• [Work to do]:
Copy out every line in the entries below that includes "nEngland".

• [Stored records]:
— start —

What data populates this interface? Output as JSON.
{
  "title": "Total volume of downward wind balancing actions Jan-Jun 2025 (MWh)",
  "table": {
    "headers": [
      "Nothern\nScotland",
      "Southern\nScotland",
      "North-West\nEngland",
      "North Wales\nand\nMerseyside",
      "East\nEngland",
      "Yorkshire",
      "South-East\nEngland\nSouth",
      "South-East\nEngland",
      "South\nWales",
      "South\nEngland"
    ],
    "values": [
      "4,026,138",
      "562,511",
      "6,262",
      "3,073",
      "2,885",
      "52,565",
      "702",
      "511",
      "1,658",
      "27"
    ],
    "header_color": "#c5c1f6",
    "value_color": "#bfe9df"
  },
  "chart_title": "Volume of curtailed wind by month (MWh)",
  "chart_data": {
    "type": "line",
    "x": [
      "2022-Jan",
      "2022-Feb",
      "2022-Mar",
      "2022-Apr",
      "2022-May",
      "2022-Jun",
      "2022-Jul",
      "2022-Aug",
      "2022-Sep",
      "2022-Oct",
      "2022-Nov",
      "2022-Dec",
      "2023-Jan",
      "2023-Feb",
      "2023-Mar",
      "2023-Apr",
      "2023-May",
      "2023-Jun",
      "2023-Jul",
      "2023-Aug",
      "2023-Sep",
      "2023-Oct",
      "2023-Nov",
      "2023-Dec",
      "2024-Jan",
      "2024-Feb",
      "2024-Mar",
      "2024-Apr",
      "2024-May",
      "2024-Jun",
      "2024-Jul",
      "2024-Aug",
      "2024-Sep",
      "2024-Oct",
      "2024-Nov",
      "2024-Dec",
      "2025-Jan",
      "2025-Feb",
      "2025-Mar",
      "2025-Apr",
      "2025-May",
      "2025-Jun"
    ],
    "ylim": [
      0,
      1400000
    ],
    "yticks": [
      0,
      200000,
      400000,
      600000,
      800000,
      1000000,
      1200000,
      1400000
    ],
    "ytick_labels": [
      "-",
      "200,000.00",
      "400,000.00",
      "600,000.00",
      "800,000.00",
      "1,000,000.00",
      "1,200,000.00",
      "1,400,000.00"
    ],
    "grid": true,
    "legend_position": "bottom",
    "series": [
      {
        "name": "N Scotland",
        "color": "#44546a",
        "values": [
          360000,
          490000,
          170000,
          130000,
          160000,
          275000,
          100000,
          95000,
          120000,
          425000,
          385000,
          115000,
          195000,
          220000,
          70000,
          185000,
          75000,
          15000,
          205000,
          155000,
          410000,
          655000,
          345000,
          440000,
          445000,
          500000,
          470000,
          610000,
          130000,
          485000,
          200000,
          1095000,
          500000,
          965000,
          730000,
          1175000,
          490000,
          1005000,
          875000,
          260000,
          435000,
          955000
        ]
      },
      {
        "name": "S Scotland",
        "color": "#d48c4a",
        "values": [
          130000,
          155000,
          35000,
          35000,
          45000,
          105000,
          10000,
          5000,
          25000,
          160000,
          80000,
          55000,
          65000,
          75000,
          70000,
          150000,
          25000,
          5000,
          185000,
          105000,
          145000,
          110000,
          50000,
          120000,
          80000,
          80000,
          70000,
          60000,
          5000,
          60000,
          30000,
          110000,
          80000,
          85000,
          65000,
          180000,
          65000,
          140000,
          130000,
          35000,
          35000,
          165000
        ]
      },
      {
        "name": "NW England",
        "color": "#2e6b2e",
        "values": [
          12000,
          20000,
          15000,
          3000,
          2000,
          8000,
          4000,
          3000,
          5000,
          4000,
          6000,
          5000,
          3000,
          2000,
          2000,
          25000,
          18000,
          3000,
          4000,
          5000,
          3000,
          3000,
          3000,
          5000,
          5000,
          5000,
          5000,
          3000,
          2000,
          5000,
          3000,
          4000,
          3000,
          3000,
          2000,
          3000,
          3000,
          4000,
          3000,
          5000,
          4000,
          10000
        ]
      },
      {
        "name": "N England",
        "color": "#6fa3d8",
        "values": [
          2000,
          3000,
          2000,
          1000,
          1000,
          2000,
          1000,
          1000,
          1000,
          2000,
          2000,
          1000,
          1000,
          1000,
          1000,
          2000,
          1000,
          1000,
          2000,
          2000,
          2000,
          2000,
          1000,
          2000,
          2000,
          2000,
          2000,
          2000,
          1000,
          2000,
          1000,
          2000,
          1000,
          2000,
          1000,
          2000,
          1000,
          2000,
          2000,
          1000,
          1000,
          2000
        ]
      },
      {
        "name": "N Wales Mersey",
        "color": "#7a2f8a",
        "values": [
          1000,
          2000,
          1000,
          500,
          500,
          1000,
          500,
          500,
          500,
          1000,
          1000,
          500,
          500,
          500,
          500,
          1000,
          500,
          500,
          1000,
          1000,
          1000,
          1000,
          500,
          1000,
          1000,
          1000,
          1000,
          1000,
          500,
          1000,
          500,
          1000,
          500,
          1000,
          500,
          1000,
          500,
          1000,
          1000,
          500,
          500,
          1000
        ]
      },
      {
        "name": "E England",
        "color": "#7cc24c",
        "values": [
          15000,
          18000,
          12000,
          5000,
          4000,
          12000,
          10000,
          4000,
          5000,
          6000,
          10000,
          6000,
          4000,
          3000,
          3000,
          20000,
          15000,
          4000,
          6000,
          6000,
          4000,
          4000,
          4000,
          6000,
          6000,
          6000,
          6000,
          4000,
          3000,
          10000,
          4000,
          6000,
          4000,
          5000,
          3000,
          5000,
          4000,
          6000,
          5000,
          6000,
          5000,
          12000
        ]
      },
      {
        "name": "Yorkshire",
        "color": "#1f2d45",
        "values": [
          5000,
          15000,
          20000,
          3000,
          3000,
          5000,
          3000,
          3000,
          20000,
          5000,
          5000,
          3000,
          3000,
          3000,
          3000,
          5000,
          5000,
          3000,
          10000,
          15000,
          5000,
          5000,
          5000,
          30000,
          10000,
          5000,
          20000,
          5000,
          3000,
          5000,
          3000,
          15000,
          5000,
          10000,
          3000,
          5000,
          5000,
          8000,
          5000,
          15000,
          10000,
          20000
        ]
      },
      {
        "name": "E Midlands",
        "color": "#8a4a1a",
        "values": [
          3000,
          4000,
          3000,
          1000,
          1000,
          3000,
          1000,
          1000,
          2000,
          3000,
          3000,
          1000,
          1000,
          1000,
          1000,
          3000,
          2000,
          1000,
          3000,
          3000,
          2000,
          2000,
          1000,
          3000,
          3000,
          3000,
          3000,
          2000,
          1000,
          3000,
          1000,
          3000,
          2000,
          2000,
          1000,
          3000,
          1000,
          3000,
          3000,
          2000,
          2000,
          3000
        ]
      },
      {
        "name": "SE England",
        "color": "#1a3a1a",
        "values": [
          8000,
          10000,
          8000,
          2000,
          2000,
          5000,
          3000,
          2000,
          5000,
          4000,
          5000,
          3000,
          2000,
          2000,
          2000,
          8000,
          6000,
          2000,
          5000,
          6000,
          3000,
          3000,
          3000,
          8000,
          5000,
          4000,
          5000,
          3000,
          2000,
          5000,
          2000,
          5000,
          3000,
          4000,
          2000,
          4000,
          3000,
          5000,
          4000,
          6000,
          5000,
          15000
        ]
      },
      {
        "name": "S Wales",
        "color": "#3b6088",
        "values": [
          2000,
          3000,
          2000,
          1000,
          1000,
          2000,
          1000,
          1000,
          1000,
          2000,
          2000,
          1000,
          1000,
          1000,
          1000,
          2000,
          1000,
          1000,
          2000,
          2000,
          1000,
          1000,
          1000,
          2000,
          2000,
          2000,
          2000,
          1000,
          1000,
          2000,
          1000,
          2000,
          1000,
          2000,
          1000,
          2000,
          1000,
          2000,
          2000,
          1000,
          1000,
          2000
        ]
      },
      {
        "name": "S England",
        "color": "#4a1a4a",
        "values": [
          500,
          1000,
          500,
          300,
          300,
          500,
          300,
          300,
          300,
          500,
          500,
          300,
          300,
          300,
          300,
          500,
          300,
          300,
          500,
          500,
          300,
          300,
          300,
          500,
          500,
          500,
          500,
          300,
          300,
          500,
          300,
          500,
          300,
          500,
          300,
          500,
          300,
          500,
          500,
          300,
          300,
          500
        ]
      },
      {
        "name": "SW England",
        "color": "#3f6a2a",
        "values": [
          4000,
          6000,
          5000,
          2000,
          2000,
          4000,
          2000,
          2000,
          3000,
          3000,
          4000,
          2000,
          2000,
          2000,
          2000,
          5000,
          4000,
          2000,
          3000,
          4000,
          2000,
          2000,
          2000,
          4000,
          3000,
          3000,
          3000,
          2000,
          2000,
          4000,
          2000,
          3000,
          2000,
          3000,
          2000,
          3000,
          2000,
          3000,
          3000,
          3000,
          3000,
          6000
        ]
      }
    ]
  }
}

— end —

• [Response to this task]:
      "North-West\nEngland",
      "East\nEngland",
      "South-East\nEngland\nSouth",
      "South-East\nEngland",
      "South\nEngland"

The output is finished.